◆ SHORT PROBLEM ◆
Retype the whole listing verbatim and keep the pictures out of it.

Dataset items
-----

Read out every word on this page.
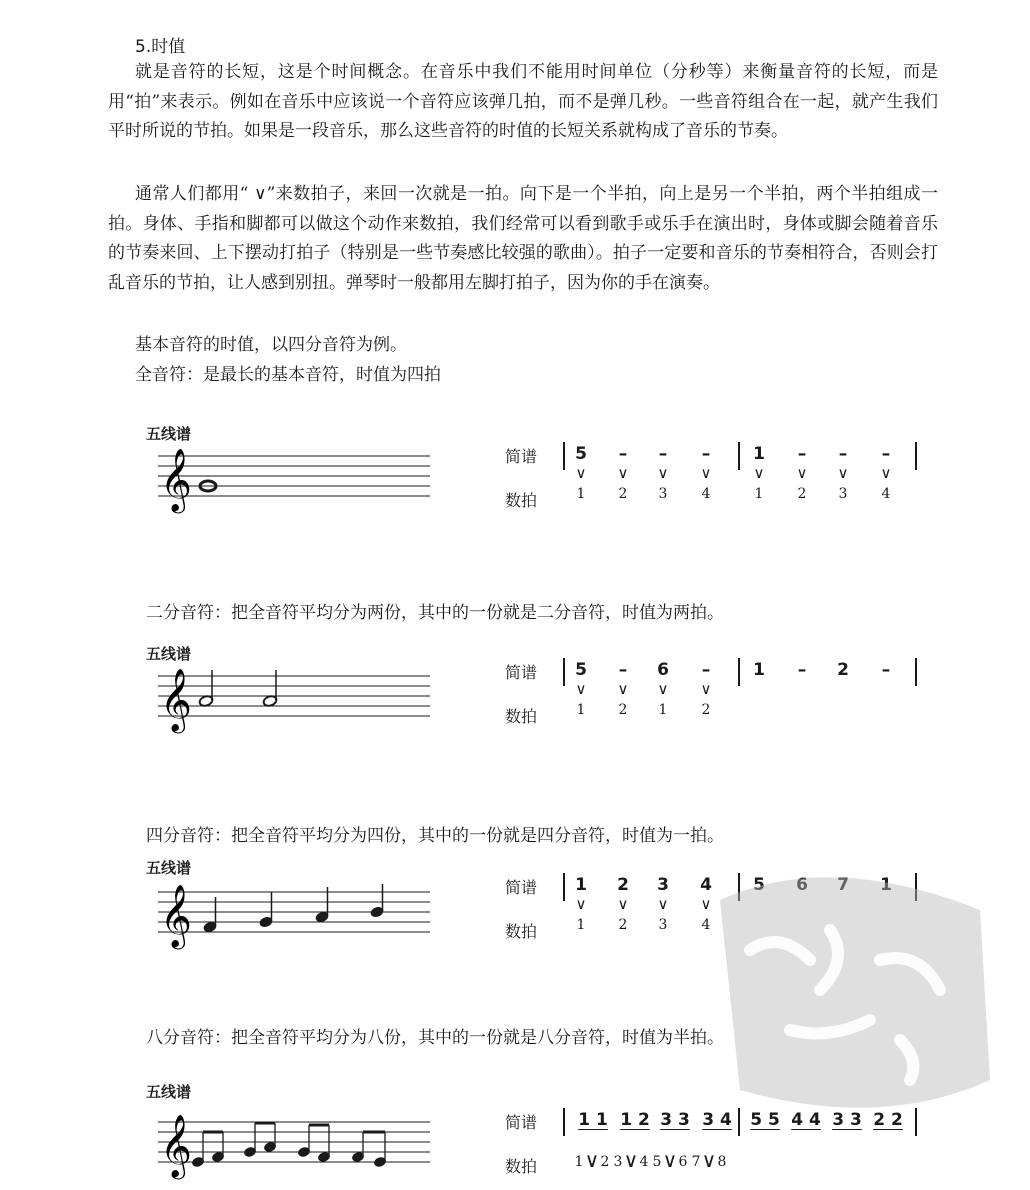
5.时值

就是音符的长短，这是个时间概念。在音乐中我们不能用时间单位（分秒等）来衡量音符的长短，而是用“拍”来表示。例如在音乐中应该说一个音符应该弹几拍，而不是弹几秒。一些音符组合在一起，就产生我们平时所说的节拍。如果是一段音乐，那么这些音符的时值的长短关系就构成了音乐的节奏。

通常人们都用“ ∨”来数拍子，来回一次就是一拍。向下是一个半拍，向上是另一个半拍，两个半拍组成一拍。身体、手指和脚都可以做这个动作来数拍，我们经常可以看到歌手或乐手在演出时，身体或脚会随着音乐的节奏来回、上下摆动打拍子（特别是一些节奏感比较强的歌曲）。拍子一定要和音乐的节奏相符合，否则会打乱音乐的节拍，让人感到别扭。弹琴时一般都用左脚打拍子，因为你的手在演奏。

基本音符的时值，以四分音符为例。
全音符：是最长的基本音符，时值为四拍
五线谱
𝄞	简谱
数拍
5	–	–	–	1	–	–	–
∨	∨	∨	∨	∨	∨	∨	∨
1	2	3	4	1	2	3	4
二分音符：把全音符平均分为两份，其中的一份就是二分音符，时值为两拍。
五线谱
𝄞	简谱
数拍
5	–	6	–	1	–	2	–
∨	∨	∨	∨
1	2	1	2
四分音符：把全音符平均分为四份，其中的一份就是四分音符，时值为一拍。
五线谱
𝄞	简谱
数拍
1	2	3	4	5	6	7	1
∨	∨	∨	∨
1	2	3	4
八分音符：把全音符平均分为八份，其中的一份就是八分音符，时值为半拍。
五线谱
𝄞	简谱
数拍
1 1 1 2 3 3 3 4 5 5 4 4 3 3 2 2
1 ∨ 2 3 ∨ 4 5 ∨ 6 7 ∨ 8
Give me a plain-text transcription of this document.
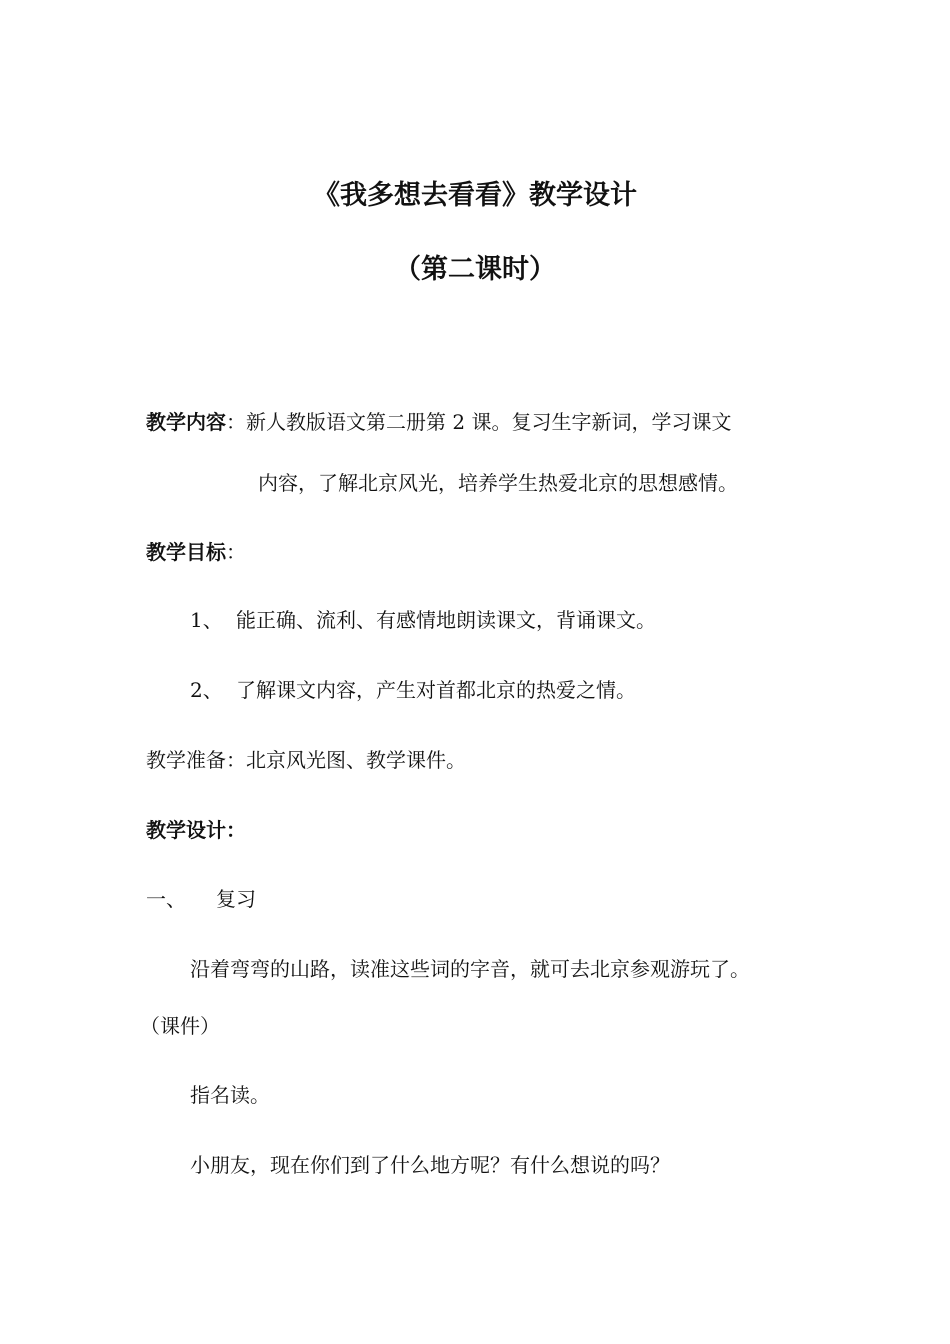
《我多想去看看》教学设计
（第二课时）
教学内容：新人教版语文第二册第 2 课。复习生字新词，学习课文
内容，了解北京风光，培养学生热爱北京的思想感情。
教学目标：
1、 能正确、流利、有感情地朗读课文，背诵课文。
2、 了解课文内容，产生对首都北京的热爱之情。
教学准备：北京风光图、教学课件。
教学设计：
一、 复习
沿着弯弯的山路，读准这些词的字音，就可去北京参观游玩了。
（课件）
指名读。
小朋友，现在你们到了什么地方呢？有什么想说的吗？
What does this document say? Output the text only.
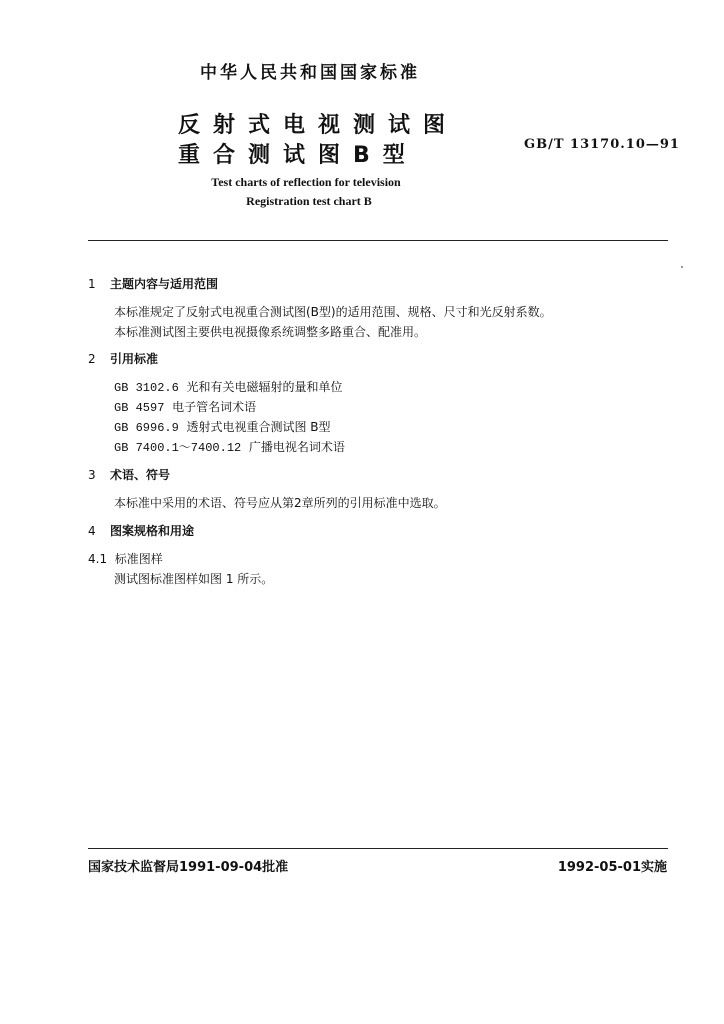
中华人民共和国国家标准
反射式电视测试图
重合测试图B型	GB/T 13170.10—91
Test charts of reflection for television
Registration test chart B
1 主题内容与适用范围
本标准规定了反射式电视重合测试图(B型)的适用范围、规格、尺寸和光反射系数。
本标准测试图主要供电视摄像系统调整多路重合、配准用。
2 引用标准
GB 3102.6 光和有关电磁辐射的量和单位
GB 4597 电子管名词术语
GB 6996.9 透射式电视重合测试图 B型
GB 7400.1～7400.12 广播电视名词术语
3 术语、符号
本标准中采用的术语、符号应从第2章所列的引用标准中选取。
4 图案规格和用途
4.1 标准图样
测试图标准图样如图 1 所示。
国家技术监督局1991-09-04批准	1992-05-01实施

-----

◆ RESULT FOR THIS EXERCISE ◆
Read out every word on this page.
5.时值

就是音符的长短，这是个时间概念。在音乐中我们不能用时间单位（分秒等）来衡量音符的长短，而是用“拍”来表示。例如在音乐中应该说一个音符应该弹几拍，而不是弹几秒。一些音符组合在一起，就产生我们平时所说的节拍。如果是一段音乐，那么这些音符的时值的长短关系就构成了音乐的节奏。

通常人们都用“ ∨”来数拍子，来回一次就是一拍。向下是一个半拍，向上是另一个半拍，两个半拍组成一拍。身体、手指和脚都可以做这个动作来数拍，我们经常可以看到歌手或乐手在演出时，身体或脚会随着音乐的节奏来回、上下摆动打拍子（特别是一些节奏感比较强的歌曲）。拍子一定要和音乐的节奏相符合，否则会打乱音乐的节拍，让人感到别扭。弹琴时一般都用左脚打拍子，因为你的手在演奏。

基本音符的时值，以四分音符为例。
全音符：是最长的基本音符，时值为四拍
五线谱
𝄞	简谱
数拍
5	–	–	–	1	–	–	–
∨	∨	∨	∨	∨	∨	∨	∨
1	2	3	4	1	2	3	4
二分音符：把全音符平均分为两份，其中的一份就是二分音符，时值为两拍。
五线谱
𝄞	简谱
数拍
5	–	6	–	1	–	2	–
∨	∨	∨	∨
1	2	1	2
四分音符：把全音符平均分为四份，其中的一份就是四分音符，时值为一拍。
五线谱
𝄞	简谱
数拍
1	2	3	4	5	6	7	1
∨	∨	∨	∨
1	2	3	4
八分音符：把全音符平均分为八份，其中的一份就是八分音符，时值为半拍。
五线谱
𝄞	简谱
数拍
1 1 1 2 3 3 3 4 5 5 4 4 3 3 2 2
1 ∨ 2 3 ∨ 4 5 ∨ 6 7 ∨ 8
Give me a plain-text transcription of this document.
《我多想去看看》教学设计
（第二课时）
教学内容：新人教版语文第二册第 2 课。复习生字新词，学习课文
内容，了解北京风光，培养学生热爱北京的思想感情。
教学目标：
1、 能正确、流利、有感情地朗读课文，背诵课文。
2、 了解课文内容，产生对首都北京的热爱之情。
教学准备：北京风光图、教学课件。
教学设计：
一、 复习
沿着弯弯的山路，读准这些词的字音，就可去北京参观游玩了。
（课件）
指名读。
小朋友，现在你们到了什么地方呢？有什么想说的吗？
What does this document say? Output the text only.
中华人民共和国国家标准
反射式电视测试图
重合测试图B型	GB/T 13170.10—91
Test charts of reflection for television
Registration test chart B
1 主题内容与适用范围
本标准规定了反射式电视重合测试图(B型)的适用范围、规格、尺寸和光反射系数。
本标准测试图主要供电视摄像系统调整多路重合、配准用。
2 引用标准
GB 3102.6 光和有关电磁辐射的量和单位
GB 4597 电子管名词术语
GB 6996.9 透射式电视重合测试图 B型
GB 7400.1～7400.12 广播电视名词术语
3 术语、符号
本标准中采用的术语、符号应从第2章所列的引用标准中选取。
4 图案规格和用途
4.1 标准图样
测试图标准图样如图 1 所示。
国家技术监督局1991-09-04批准	1992-05-01实施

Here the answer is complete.